■ Problem statement
Each record below is to be copied word for word, with pictures removed.

■ Items
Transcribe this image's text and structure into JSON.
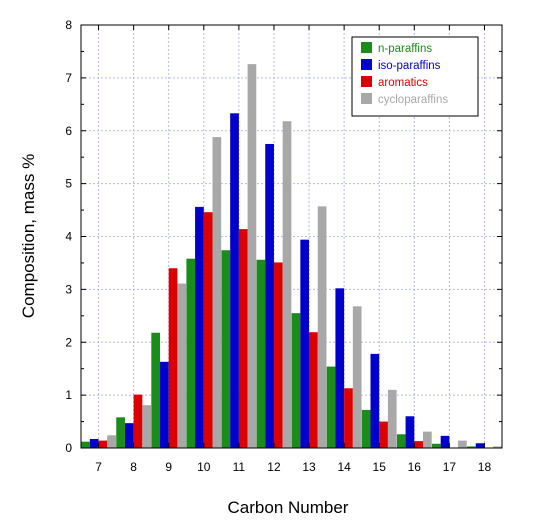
{
  "chart_data": {
    "type": "bar",
    "title": "",
    "xlabel": "Carbon Number",
    "ylabel": "Composition, mass %",
    "ylim": [
      0,
      8
    ],
    "yticks": [
      0,
      1,
      2,
      3,
      4,
      5,
      6,
      7,
      8
    ],
    "grid": true,
    "legend_position": "top-right",
    "categories": [
      "7",
      "8",
      "9",
      "10",
      "11",
      "12",
      "13",
      "14",
      "15",
      "16",
      "17",
      "18"
    ],
    "series": [
      {
        "name": "n-paraffins",
        "color": "#1a8c1a",
        "values": [
          0.12,
          0.58,
          2.18,
          3.58,
          3.74,
          3.56,
          2.55,
          1.54,
          0.72,
          0.26,
          0.08,
          0.03
        ]
      },
      {
        "name": "iso-paraffins",
        "color": "#0000cc",
        "values": [
          0.17,
          0.47,
          1.63,
          4.56,
          6.33,
          5.75,
          3.94,
          3.02,
          1.78,
          0.6,
          0.23,
          0.09
        ]
      },
      {
        "name": "aromatics",
        "color": "#dd0000",
        "values": [
          0.14,
          1.01,
          3.4,
          4.46,
          4.14,
          3.51,
          2.19,
          1.13,
          0.5,
          0.13,
          0.0,
          0.0
        ]
      },
      {
        "name": "cycloparaffins",
        "color": "#a8a8a8",
        "values": [
          0.24,
          0.81,
          3.11,
          5.88,
          7.26,
          6.18,
          4.57,
          2.68,
          1.1,
          0.31,
          0.14,
          0.03
        ]
      }
    ]
  }
}
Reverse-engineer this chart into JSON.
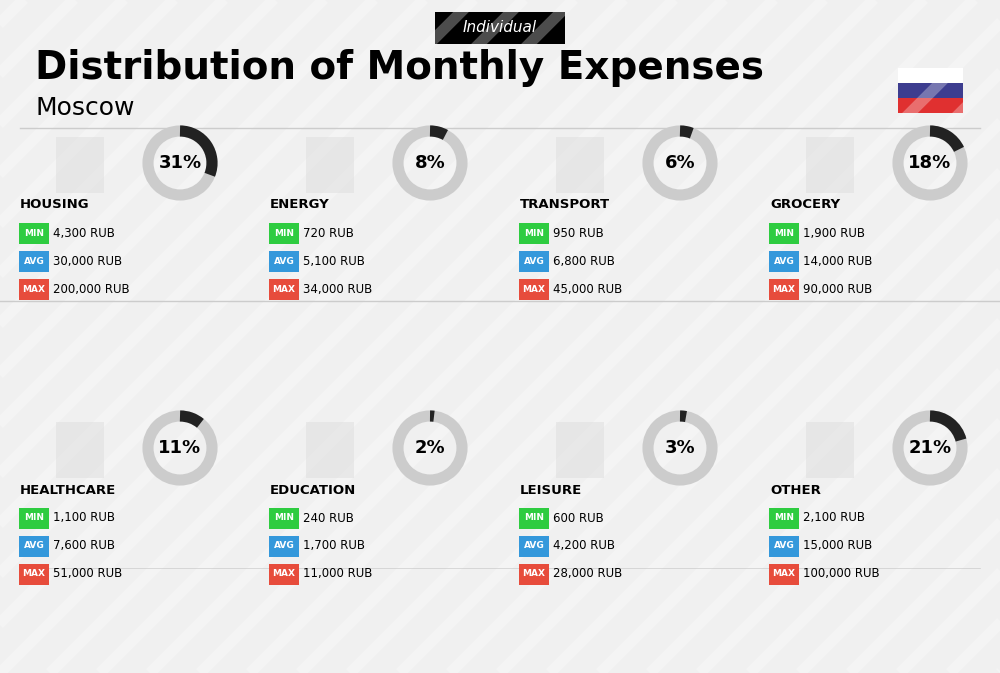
{
  "title": "Distribution of Monthly Expenses",
  "subtitle": "Moscow",
  "tag": "Individual",
  "bg_color": "#f0f0f0",
  "categories": [
    {
      "name": "HOUSING",
      "pct": 31,
      "min_val": "4,300 RUB",
      "avg_val": "30,000 RUB",
      "max_val": "200,000 RUB",
      "col": 0,
      "row": 0
    },
    {
      "name": "ENERGY",
      "pct": 8,
      "min_val": "720 RUB",
      "avg_val": "5,100 RUB",
      "max_val": "34,000 RUB",
      "col": 1,
      "row": 0
    },
    {
      "name": "TRANSPORT",
      "pct": 6,
      "min_val": "950 RUB",
      "avg_val": "6,800 RUB",
      "max_val": "45,000 RUB",
      "col": 2,
      "row": 0
    },
    {
      "name": "GROCERY",
      "pct": 18,
      "min_val": "1,900 RUB",
      "avg_val": "14,000 RUB",
      "max_val": "90,000 RUB",
      "col": 3,
      "row": 0
    },
    {
      "name": "HEALTHCARE",
      "pct": 11,
      "min_val": "1,100 RUB",
      "avg_val": "7,600 RUB",
      "max_val": "51,000 RUB",
      "col": 0,
      "row": 1
    },
    {
      "name": "EDUCATION",
      "pct": 2,
      "min_val": "240 RUB",
      "avg_val": "1,700 RUB",
      "max_val": "11,000 RUB",
      "col": 1,
      "row": 1
    },
    {
      "name": "LEISURE",
      "pct": 3,
      "min_val": "600 RUB",
      "avg_val": "4,200 RUB",
      "max_val": "28,000 RUB",
      "col": 2,
      "row": 1
    },
    {
      "name": "OTHER",
      "pct": 21,
      "min_val": "2,100 RUB",
      "avg_val": "15,000 RUB",
      "max_val": "100,000 RUB",
      "col": 3,
      "row": 1
    }
  ],
  "color_min": "#2ecc40",
  "color_avg": "#3498db",
  "color_max": "#e74c3c",
  "label_min": "MIN",
  "label_avg": "AVG",
  "label_max": "MAX",
  "ring_color_filled": "#222222",
  "ring_color_empty": "#cccccc",
  "russia_flag_blue": "#3d3d8f",
  "russia_flag_red": "#e03030"
}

■ Response for this exercise
Transcribe this image's text and structure into JSON.
{
  "chart_data": {
    "type": "bar",
    "title": "",
    "xlabel": "Carbon Number",
    "ylabel": "Composition, mass %",
    "ylim": [
      0,
      8
    ],
    "yticks": [
      0,
      1,
      2,
      3,
      4,
      5,
      6,
      7,
      8
    ],
    "grid": true,
    "legend_position": "top-right",
    "categories": [
      "7",
      "8",
      "9",
      "10",
      "11",
      "12",
      "13",
      "14",
      "15",
      "16",
      "17",
      "18"
    ],
    "series": [
      {
        "name": "n-paraffins",
        "color": "#1a8c1a",
        "values": [
          0.12,
          0.58,
          2.18,
          3.58,
          3.74,
          3.56,
          2.55,
          1.54,
          0.72,
          0.26,
          0.08,
          0.03
        ]
      },
      {
        "name": "iso-paraffins",
        "color": "#0000cc",
        "values": [
          0.17,
          0.47,
          1.63,
          4.56,
          6.33,
          5.75,
          3.94,
          3.02,
          1.78,
          0.6,
          0.23,
          0.09
        ]
      },
      {
        "name": "aromatics",
        "color": "#dd0000",
        "values": [
          0.14,
          1.01,
          3.4,
          4.46,
          4.14,
          3.51,
          2.19,
          1.13,
          0.5,
          0.13,
          0.0,
          0.0
        ]
      },
      {
        "name": "cycloparaffins",
        "color": "#a8a8a8",
        "values": [
          0.24,
          0.81,
          3.11,
          5.88,
          7.26,
          6.18,
          4.57,
          2.68,
          1.1,
          0.31,
          0.14,
          0.03
        ]
      }
    ]
  }
}
Reverse-engineer this chart into JSON.
{
  "title": "Distribution of Monthly Expenses",
  "subtitle": "Moscow",
  "tag": "Individual",
  "bg_color": "#f0f0f0",
  "categories": [
    {
      "name": "HOUSING",
      "pct": 31,
      "min_val": "4,300 RUB",
      "avg_val": "30,000 RUB",
      "max_val": "200,000 RUB",
      "col": 0,
      "row": 0
    },
    {
      "name": "ENERGY",
      "pct": 8,
      "min_val": "720 RUB",
      "avg_val": "5,100 RUB",
      "max_val": "34,000 RUB",
      "col": 1,
      "row": 0
    },
    {
      "name": "TRANSPORT",
      "pct": 6,
      "min_val": "950 RUB",
      "avg_val": "6,800 RUB",
      "max_val": "45,000 RUB",
      "col": 2,
      "row": 0
    },
    {
      "name": "GROCERY",
      "pct": 18,
      "min_val": "1,900 RUB",
      "avg_val": "14,000 RUB",
      "max_val": "90,000 RUB",
      "col": 3,
      "row": 0
    },
    {
      "name": "HEALTHCARE",
      "pct": 11,
      "min_val": "1,100 RUB",
      "avg_val": "7,600 RUB",
      "max_val": "51,000 RUB",
      "col": 0,
      "row": 1
    },
    {
      "name": "EDUCATION",
      "pct": 2,
      "min_val": "240 RUB",
      "avg_val": "1,700 RUB",
      "max_val": "11,000 RUB",
      "col": 1,
      "row": 1
    },
    {
      "name": "LEISURE",
      "pct": 3,
      "min_val": "600 RUB",
      "avg_val": "4,200 RUB",
      "max_val": "28,000 RUB",
      "col": 2,
      "row": 1
    },
    {
      "name": "OTHER",
      "pct": 21,
      "min_val": "2,100 RUB",
      "avg_val": "15,000 RUB",
      "max_val": "100,000 RUB",
      "col": 3,
      "row": 1
    }
  ],
  "color_min": "#2ecc40",
  "color_avg": "#3498db",
  "color_max": "#e74c3c",
  "label_min": "MIN",
  "label_avg": "AVG",
  "label_max": "MAX",
  "ring_color_filled": "#222222",
  "ring_color_empty": "#cccccc",
  "russia_flag_blue": "#3d3d8f",
  "russia_flag_red": "#e03030"
}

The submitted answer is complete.